_EXTRAIT À LIRE:_

⁂

Mes besoins de coeur me portent vers la simplicite et le naturel, plus
que vers l'intelligence orgueilleuse. Je n'ai peut-etre pas ces vertus
que j'aime tant, et ce n'est pas pour vous faire croire que je les
ai, que je vous dis mon estime pour elles. Mais ce que j'ai dit est
litteralement vrai. J'en ai besoin, je les cherche, et je crains les
ames la ou je ne les sens pas. Si vous attachez quelque prix (comme vous
avez la bonte de me l'exprimer) "a l'opinion que j'ai pu prendre de
vous", je ne pense pas qu'une opinion aussi peu examinee en moi-meme,
et concue aussi brusquement, je l'avoue, doive etre, cette fois, a vos
yeux, d'une grande importance.
J'ai oui dire du bien de vous, et je ne me suis point permis de juger
autre chose que votre exterieur et vos discours. Il est vraisemblable
que mes preventions se seraient evanouies si je vous avais connue
davantage. Mais je me sens si peu aimable, j'ai l'esprit si paresseux,
si eloigne du brillant et de l'animation que vous aimez, que j'aurais
craint de ne vous voir jamais a l'aise avec moi. Et puis, enfin, je ne
me suis jamais imagine que vous me feriez l'honneur de vous apercevoir
d'un peu de sympathie de plus ou de moins de ma part.

⁂

_DONNÉES FOURNIES:_

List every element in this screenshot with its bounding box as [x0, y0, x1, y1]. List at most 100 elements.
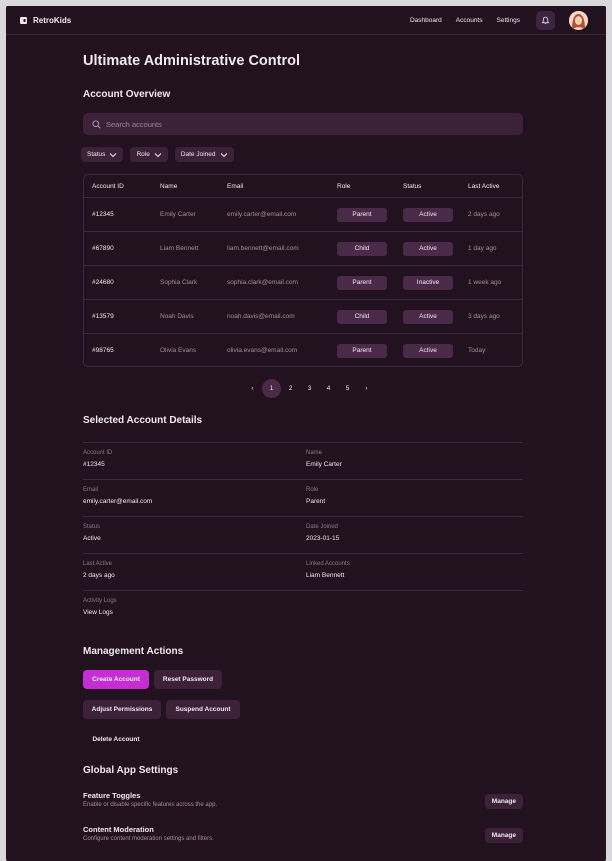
- details-row: Account ID #12345 Name Emily Carter: [83, 442, 523, 479]
- page-2-button[interactable]: 2: [281, 379, 300, 398]
- suspend-account-button[interactable]: Suspend Account: [166, 700, 240, 719]
- detail-label: Status: [83, 524, 101, 530]
- accounts-table: Account ID Name Email Role Status Last A…: [83, 174, 523, 367]
- nav-settings[interactable]: Settings: [497, 17, 521, 24]
- nav-accounts[interactable]: Accounts: [456, 17, 483, 24]
- account-id: #12345: [92, 211, 114, 218]
- setting-feature-toggles: Feature Toggles Enable or disable specif…: [83, 791, 523, 815]
- detail-linked-accounts: Linked Accounts Liam Bennett: [306, 561, 350, 579]
- role-badge: Child: [337, 309, 387, 324]
- column-header[interactable]: Email: [227, 175, 243, 197]
- account-name: Emily Carter: [160, 211, 196, 218]
- status-badge: Active: [403, 241, 453, 256]
- notifications-button[interactable]: [536, 11, 555, 30]
- filter-bar: Status Role Date Joined: [81, 147, 234, 162]
- detail-label: Email: [83, 487, 99, 493]
- bell-icon: [541, 16, 550, 24]
- page-1-button[interactable]: 1: [262, 379, 281, 398]
- account-id: #67890: [92, 245, 114, 252]
- table-row[interactable]: #67890 Liam Bennett liam.bennett@email.c…: [84, 231, 522, 265]
- filter-status[interactable]: Status: [81, 147, 124, 162]
- page-3-button[interactable]: 3: [300, 379, 319, 398]
- app-window: RetroKids Dashboard Accounts Settings Ul…: [6, 6, 606, 861]
- adjust-permissions-button[interactable]: Adjust Permissions: [83, 700, 161, 719]
- last-active: 3 days ago: [468, 313, 500, 320]
- account-id: #13579: [92, 313, 114, 320]
- table-row[interactable]: #24680 Sophia Clark sophia.clark@email.c…: [84, 265, 522, 299]
- column-header[interactable]: Name: [160, 175, 177, 197]
- prev-page-button[interactable]: ‹: [243, 379, 262, 398]
- details-row: Status Active Date Joined 2023-01-15: [83, 516, 523, 553]
- top-nav: Dashboard Accounts Settings: [410, 6, 606, 35]
- column-header[interactable]: Status: [403, 175, 421, 197]
- manage-content-moderation-button[interactable]: Manage: [484, 828, 523, 843]
- app-name: RetroKids: [33, 15, 72, 25]
- table-row[interactable]: #12345 Emily Carter emily.carter@email.c…: [84, 197, 522, 231]
- detail-value: Emily Carter: [306, 461, 342, 468]
- detail-label: Account ID: [83, 450, 113, 456]
- chevron-down-icon: [110, 152, 117, 157]
- view-logs-link[interactable]: View Logs: [83, 609, 117, 616]
- account-id: #98765: [92, 347, 114, 354]
- setting-title: Content Moderation: [83, 825, 154, 834]
- table-header: Account ID Name Email Role Status Last A…: [84, 175, 522, 197]
- details-row: Last Active 2 days ago Linked Accounts L…: [83, 553, 523, 590]
- role-badge: Parent: [337, 343, 387, 358]
- detail-account-id: Account ID #12345: [83, 450, 112, 468]
- detail-email: Email emily.carter@email.com: [83, 487, 152, 505]
- last-active: 2 days ago: [468, 211, 500, 218]
- column-header[interactable]: Last Active: [468, 175, 499, 197]
- role-badge: Parent: [337, 207, 387, 222]
- page-title: Ultimate Administrative Control: [83, 53, 300, 69]
- filter-label: Date Joined: [180, 151, 216, 158]
- table-row[interactable]: #13579 Noah Davis noah.davis@email.com C…: [84, 299, 522, 333]
- column-header[interactable]: Role: [337, 175, 350, 197]
- account-name: Olivia Evans: [160, 347, 197, 354]
- detail-status: Status Active: [83, 524, 101, 542]
- filter-role[interactable]: Role: [130, 147, 168, 162]
- filter-label: Role: [136, 151, 150, 158]
- manage-feature-toggles-button[interactable]: Manage: [484, 794, 523, 809]
- setting-content-moderation: Content Moderation Configure content mod…: [83, 825, 523, 849]
- detail-label: Role: [306, 487, 319, 493]
- details-row: Activity Logs View Logs: [83, 590, 523, 627]
- detail-value: 2 days ago: [83, 572, 115, 579]
- avatar[interactable]: [569, 11, 588, 30]
- detail-label: Date Joined: [306, 524, 339, 530]
- global-settings-heading: Global App Settings: [83, 765, 179, 776]
- detail-date-joined: Date Joined 2023-01-15: [306, 524, 339, 542]
- account-name: Sophia Clark: [160, 279, 198, 286]
- search-box[interactable]: [83, 113, 523, 135]
- page-5-button[interactable]: 5: [338, 379, 357, 398]
- detail-value[interactable]: Liam Bennett: [306, 572, 350, 579]
- detail-last-active: Last Active 2 days ago: [83, 561, 115, 579]
- details-heading: Selected Account Details: [83, 415, 203, 426]
- last-active: Today: [468, 347, 486, 354]
- chevron-down-icon: [154, 152, 162, 157]
- details-row: Email emily.carter@email.com Role Parent: [83, 479, 523, 516]
- next-page-button[interactable]: ›: [357, 379, 376, 398]
- account-email: sophia.clark@email.com: [227, 279, 298, 286]
- account-name: Liam Bennett: [160, 245, 199, 252]
- detail-label: Last Active: [83, 561, 113, 567]
- setting-description: Configure content moderation settings an…: [83, 836, 214, 842]
- account-email: noah.davis@email.com: [227, 313, 295, 320]
- logo-icon: [20, 16, 27, 24]
- column-header[interactable]: Account ID: [92, 175, 124, 197]
- page-4-button[interactable]: 4: [319, 379, 338, 398]
- filter-date-joined[interactable]: Date Joined: [174, 147, 234, 162]
- create-account-button[interactable]: Create Account: [83, 670, 149, 689]
- table-row[interactable]: #98765 Olivia Evans olivia.evans@email.c…: [84, 333, 522, 366]
- detail-label: Activity Logs: [83, 598, 117, 604]
- status-badge: Active: [403, 207, 453, 222]
- reset-password-button[interactable]: Reset Password: [154, 670, 222, 689]
- account-email: olivia.evans@email.com: [227, 347, 298, 354]
- search-input[interactable]: [106, 119, 486, 129]
- chevron-down-icon: [220, 152, 227, 157]
- setting-title: Feature Toggles: [83, 791, 141, 800]
- brand[interactable]: RetroKids: [20, 16, 71, 25]
- delete-account-button[interactable]: Delete Account: [83, 730, 149, 749]
- status-badge: Active: [403, 343, 453, 358]
- nav-dashboard[interactable]: Dashboard: [410, 17, 442, 24]
- detail-name: Name Emily Carter: [306, 450, 342, 468]
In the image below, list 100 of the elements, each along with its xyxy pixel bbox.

⁂

_CONSIGNES:_
- A) Repérez chaque ligne des données qui contient la chaîne "Joined", puis recopiez-la.
- B) Prolongez la lettre sur l'estime et la sympathie à la suite de sa dernière phrase.
La lettre et les données sont deux documents indépendants.

_RÉPONSES PAR CONSIGNE:_
- A)
- filter-bar: Status Role Date Joined: [81, 147, 234, 162]
- details-row: Status Active Date Joined 2023-01-15: [83, 516, 523, 553]
- filter-label: Date Joined: [180, 151, 216, 158]
- detail-label: Date Joined: [306, 524, 339, 530]
- detail-date-joined: Date Joined 2023-01-15: [306, 524, 339, 542]
- filter-date-joined[interactable]: Date Joined: [174, 147, 234, 162]

- B)
Peut-etre meme ne vous en seriez-vous jamais apercue, si des propos
desobligeants pour vous, et malveillants pour moi, ne vous eussent
forcee d'y preter attention. Je pourrais peut-etre m'excuser d'avoir
exprime mon sentiment, en vous disant, a vous, que j'y ai ete provoquee
et encouragee par des personnes qui vous menageaient bien moins que moi,
et qui, en vous repetant mes paroles (si tant est qu'elles les aient
repetees sans les amplifier), ont oublie de faire mention des leurs
propres, dans le compte rendu.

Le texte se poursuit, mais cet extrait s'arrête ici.